**Recorded data**
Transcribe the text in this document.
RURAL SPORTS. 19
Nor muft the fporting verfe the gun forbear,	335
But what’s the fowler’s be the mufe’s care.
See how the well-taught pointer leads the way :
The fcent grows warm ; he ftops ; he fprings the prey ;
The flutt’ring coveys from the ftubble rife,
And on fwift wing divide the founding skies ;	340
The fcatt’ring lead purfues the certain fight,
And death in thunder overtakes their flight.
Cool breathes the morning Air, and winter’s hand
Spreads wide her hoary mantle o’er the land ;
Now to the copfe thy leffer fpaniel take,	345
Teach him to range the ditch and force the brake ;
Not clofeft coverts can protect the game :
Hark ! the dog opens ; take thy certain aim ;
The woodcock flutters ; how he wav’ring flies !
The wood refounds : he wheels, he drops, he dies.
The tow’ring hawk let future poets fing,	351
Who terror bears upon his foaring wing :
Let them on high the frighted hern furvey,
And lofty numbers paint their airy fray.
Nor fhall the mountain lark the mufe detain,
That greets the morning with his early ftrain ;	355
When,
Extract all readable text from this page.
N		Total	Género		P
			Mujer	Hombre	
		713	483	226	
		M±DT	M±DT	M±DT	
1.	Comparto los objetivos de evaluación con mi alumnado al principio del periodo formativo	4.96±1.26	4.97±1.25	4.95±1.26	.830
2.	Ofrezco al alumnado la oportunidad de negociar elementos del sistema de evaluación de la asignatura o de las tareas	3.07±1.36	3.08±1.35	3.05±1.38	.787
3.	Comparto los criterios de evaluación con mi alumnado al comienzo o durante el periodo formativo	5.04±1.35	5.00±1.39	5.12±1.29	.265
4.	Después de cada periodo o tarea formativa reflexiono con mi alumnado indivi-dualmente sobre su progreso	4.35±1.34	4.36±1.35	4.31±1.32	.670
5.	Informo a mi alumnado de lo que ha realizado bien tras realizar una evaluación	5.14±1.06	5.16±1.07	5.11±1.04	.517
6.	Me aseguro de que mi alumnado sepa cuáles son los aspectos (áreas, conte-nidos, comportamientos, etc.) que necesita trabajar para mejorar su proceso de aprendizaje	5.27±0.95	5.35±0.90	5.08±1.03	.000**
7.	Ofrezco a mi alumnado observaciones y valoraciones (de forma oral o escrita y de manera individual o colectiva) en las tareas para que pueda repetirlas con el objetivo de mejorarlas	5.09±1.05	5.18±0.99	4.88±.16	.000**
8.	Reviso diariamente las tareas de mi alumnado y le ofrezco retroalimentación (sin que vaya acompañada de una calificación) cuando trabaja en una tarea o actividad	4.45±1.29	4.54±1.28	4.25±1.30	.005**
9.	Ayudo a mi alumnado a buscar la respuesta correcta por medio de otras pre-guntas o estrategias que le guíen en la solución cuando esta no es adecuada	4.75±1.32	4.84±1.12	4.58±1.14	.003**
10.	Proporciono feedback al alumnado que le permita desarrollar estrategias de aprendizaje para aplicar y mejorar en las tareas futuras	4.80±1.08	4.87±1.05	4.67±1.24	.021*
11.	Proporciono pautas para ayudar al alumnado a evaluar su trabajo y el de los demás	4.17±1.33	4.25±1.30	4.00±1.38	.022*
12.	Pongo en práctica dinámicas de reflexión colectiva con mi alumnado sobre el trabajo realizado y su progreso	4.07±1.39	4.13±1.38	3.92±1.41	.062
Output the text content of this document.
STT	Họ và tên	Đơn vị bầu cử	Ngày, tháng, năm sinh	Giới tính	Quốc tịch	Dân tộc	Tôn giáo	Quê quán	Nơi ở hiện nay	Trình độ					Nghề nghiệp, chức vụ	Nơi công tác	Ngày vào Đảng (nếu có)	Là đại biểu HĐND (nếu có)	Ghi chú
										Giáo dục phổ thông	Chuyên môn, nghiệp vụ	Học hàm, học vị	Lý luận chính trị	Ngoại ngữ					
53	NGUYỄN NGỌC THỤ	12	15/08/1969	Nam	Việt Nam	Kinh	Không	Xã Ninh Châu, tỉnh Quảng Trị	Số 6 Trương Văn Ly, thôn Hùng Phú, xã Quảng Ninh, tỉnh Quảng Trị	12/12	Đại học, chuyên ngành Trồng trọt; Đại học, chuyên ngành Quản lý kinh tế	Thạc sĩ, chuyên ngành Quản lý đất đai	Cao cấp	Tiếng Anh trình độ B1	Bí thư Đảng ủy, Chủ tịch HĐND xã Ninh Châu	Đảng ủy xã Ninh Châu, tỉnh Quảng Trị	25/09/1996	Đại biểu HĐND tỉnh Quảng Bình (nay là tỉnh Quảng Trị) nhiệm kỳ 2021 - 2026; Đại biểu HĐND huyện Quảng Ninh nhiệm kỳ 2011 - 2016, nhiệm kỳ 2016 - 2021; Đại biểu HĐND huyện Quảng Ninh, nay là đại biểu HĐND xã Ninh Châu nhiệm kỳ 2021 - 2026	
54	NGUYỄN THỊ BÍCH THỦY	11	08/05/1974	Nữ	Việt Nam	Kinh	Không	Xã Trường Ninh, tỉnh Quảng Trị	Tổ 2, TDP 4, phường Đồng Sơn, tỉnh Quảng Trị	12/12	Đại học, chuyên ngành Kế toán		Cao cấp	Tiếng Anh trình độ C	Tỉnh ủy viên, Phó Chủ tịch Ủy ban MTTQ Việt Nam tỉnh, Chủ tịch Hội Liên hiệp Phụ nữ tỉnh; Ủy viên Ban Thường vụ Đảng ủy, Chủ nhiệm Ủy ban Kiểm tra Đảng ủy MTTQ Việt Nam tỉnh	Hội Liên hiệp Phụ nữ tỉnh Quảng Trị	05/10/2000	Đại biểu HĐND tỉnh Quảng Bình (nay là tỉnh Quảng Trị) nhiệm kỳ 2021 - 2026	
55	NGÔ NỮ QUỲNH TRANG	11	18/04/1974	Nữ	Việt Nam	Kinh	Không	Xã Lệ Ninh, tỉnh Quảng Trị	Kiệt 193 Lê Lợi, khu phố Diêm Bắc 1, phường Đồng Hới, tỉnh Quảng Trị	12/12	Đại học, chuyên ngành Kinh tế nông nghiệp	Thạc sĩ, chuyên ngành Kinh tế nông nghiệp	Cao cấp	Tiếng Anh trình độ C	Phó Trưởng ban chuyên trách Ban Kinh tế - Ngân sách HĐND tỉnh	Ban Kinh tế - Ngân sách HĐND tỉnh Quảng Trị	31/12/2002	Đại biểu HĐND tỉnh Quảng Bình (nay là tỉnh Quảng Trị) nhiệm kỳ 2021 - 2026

**To do**
Repeat all entries. Match them exactly.

**Solution to this exercise**
Transcribe the text in this document.
RURAL SPORTS. 19
Nor muft the fporting verfe the gun forbear,	335
But what’s the fowler’s be the mufe’s care.
See how the well-taught pointer leads the way :
The fcent grows warm ; he ftops ; he fprings the prey ;
The flutt’ring coveys from the ftubble rife,
And on fwift wing divide the founding skies ;	340
The fcatt’ring lead purfues the certain fight,
And death in thunder overtakes their flight.
Cool breathes the morning Air, and winter’s hand
Spreads wide her hoary mantle o’er the land ;
Now to the copfe thy leffer fpaniel take,	345
Teach him to range the ditch and force the brake ;
Not clofeft coverts can protect the game :
Hark ! the dog opens ; take thy certain aim ;
The woodcock flutters ; how he wav’ring flies !
The wood refounds : he wheels, he drops, he dies.
The tow’ring hawk let future poets fing,	351
Who terror bears upon his foaring wing :
Let them on high the frighted hern furvey,
And lofty numbers paint their airy fray.
Nor fhall the mountain lark the mufe detain,
That greets the morning with his early ftrain ;	355
When,
Extract all readable text from this page.
N		Total	Género		P
			Mujer	Hombre	
		713	483	226	
		M±DT	M±DT	M±DT	
1.	Comparto los objetivos de evaluación con mi alumnado al principio del periodo formativo	4.96±1.26	4.97±1.25	4.95±1.26	.830
2.	Ofrezco al alumnado la oportunidad de negociar elementos del sistema de evaluación de la asignatura o de las tareas	3.07±1.36	3.08±1.35	3.05±1.38	.787
3.	Comparto los criterios de evaluación con mi alumnado al comienzo o durante el periodo formativo	5.04±1.35	5.00±1.39	5.12±1.29	.265
4.	Después de cada periodo o tarea formativa reflexiono con mi alumnado indivi-dualmente sobre su progreso	4.35±1.34	4.36±1.35	4.31±1.32	.670
5.	Informo a mi alumnado de lo que ha realizado bien tras realizar una evaluación	5.14±1.06	5.16±1.07	5.11±1.04	.517
6.	Me aseguro de que mi alumnado sepa cuáles son los aspectos (áreas, conte-nidos, comportamientos, etc.) que necesita trabajar para mejorar su proceso de aprendizaje	5.27±0.95	5.35±0.90	5.08±1.03	.000**
7.	Ofrezco a mi alumnado observaciones y valoraciones (de forma oral o escrita y de manera individual o colectiva) en las tareas para que pueda repetirlas con el objetivo de mejorarlas	5.09±1.05	5.18±0.99	4.88±.16	.000**
8.	Reviso diariamente las tareas de mi alumnado y le ofrezco retroalimentación (sin que vaya acompañada de una calificación) cuando trabaja en una tarea o actividad	4.45±1.29	4.54±1.28	4.25±1.30	.005**
9.	Ayudo a mi alumnado a buscar la respuesta correcta por medio de otras pre-guntas o estrategias que le guíen en la solución cuando esta no es adecuada	4.75±1.32	4.84±1.12	4.58±1.14	.003**
10.	Proporciono feedback al alumnado que le permita desarrollar estrategias de aprendizaje para aplicar y mejorar en las tareas futuras	4.80±1.08	4.87±1.05	4.67±1.24	.021*
11.	Proporciono pautas para ayudar al alumnado a evaluar su trabajo y el de los demás	4.17±1.33	4.25±1.30	4.00±1.38	.022*
12.	Pongo en práctica dinámicas de reflexión colectiva con mi alumnado sobre el trabajo realizado y su progreso	4.07±1.39	4.13±1.38	3.92±1.41	.062
Output the text content of this document.
STT	Họ và tên	Đơn vị bầu cử	Ngày, tháng, năm sinh	Giới tính	Quốc tịch	Dân tộc	Tôn giáo	Quê quán	Nơi ở hiện nay	Trình độ					Nghề nghiệp, chức vụ	Nơi công tác	Ngày vào Đảng (nếu có)	Là đại biểu HĐND (nếu có)	Ghi chú
										Giáo dục phổ thông	Chuyên môn, nghiệp vụ	Học hàm, học vị	Lý luận chính trị	Ngoại ngữ					
53	NGUYỄN NGỌC THỤ	12	15/08/1969	Nam	Việt Nam	Kinh	Không	Xã Ninh Châu, tỉnh Quảng Trị	Số 6 Trương Văn Ly, thôn Hùng Phú, xã Quảng Ninh, tỉnh Quảng Trị	12/12	Đại học, chuyên ngành Trồng trọt; Đại học, chuyên ngành Quản lý kinh tế	Thạc sĩ, chuyên ngành Quản lý đất đai	Cao cấp	Tiếng Anh trình độ B1	Bí thư Đảng ủy, Chủ tịch HĐND xã Ninh Châu	Đảng ủy xã Ninh Châu, tỉnh Quảng Trị	25/09/1996	Đại biểu HĐND tỉnh Quảng Bình (nay là tỉnh Quảng Trị) nhiệm kỳ 2021 - 2026; Đại biểu HĐND huyện Quảng Ninh nhiệm kỳ 2011 - 2016, nhiệm kỳ 2016 - 2021; Đại biểu HĐND huyện Quảng Ninh, nay là đại biểu HĐND xã Ninh Châu nhiệm kỳ 2021 - 2026	
54	NGUYỄN THỊ BÍCH THỦY	11	08/05/1974	Nữ	Việt Nam	Kinh	Không	Xã Trường Ninh, tỉnh Quảng Trị	Tổ 2, TDP 4, phường Đồng Sơn, tỉnh Quảng Trị	12/12	Đại học, chuyên ngành Kế toán		Cao cấp	Tiếng Anh trình độ C	Tỉnh ủy viên, Phó Chủ tịch Ủy ban MTTQ Việt Nam tỉnh, Chủ tịch Hội Liên hiệp Phụ nữ tỉnh; Ủy viên Ban Thường vụ Đảng ủy, Chủ nhiệm Ủy ban Kiểm tra Đảng ủy MTTQ Việt Nam tỉnh	Hội Liên hiệp Phụ nữ tỉnh Quảng Trị	05/10/2000	Đại biểu HĐND tỉnh Quảng Bình (nay là tỉnh Quảng Trị) nhiệm kỳ 2021 - 2026	
55	NGÔ NỮ QUỲNH TRANG	11	18/04/1974	Nữ	Việt Nam	Kinh	Không	Xã Lệ Ninh, tỉnh Quảng Trị	Kiệt 193 Lê Lợi, khu phố Diêm Bắc 1, phường Đồng Hới, tỉnh Quảng Trị	12/12	Đại học, chuyên ngành Kinh tế nông nghiệp	Thạc sĩ, chuyên ngành Kinh tế nông nghiệp	Cao cấp	Tiếng Anh trình độ C	Phó Trưởng ban chuyên trách Ban Kinh tế - Ngân sách HĐND tỉnh	Ban Kinh tế - Ngân sách HĐND tỉnh Quảng Trị	31/12/2002	Đại biểu HĐND tỉnh Quảng Bình (nay là tỉnh Quảng Trị) nhiệm kỳ 2021 - 2026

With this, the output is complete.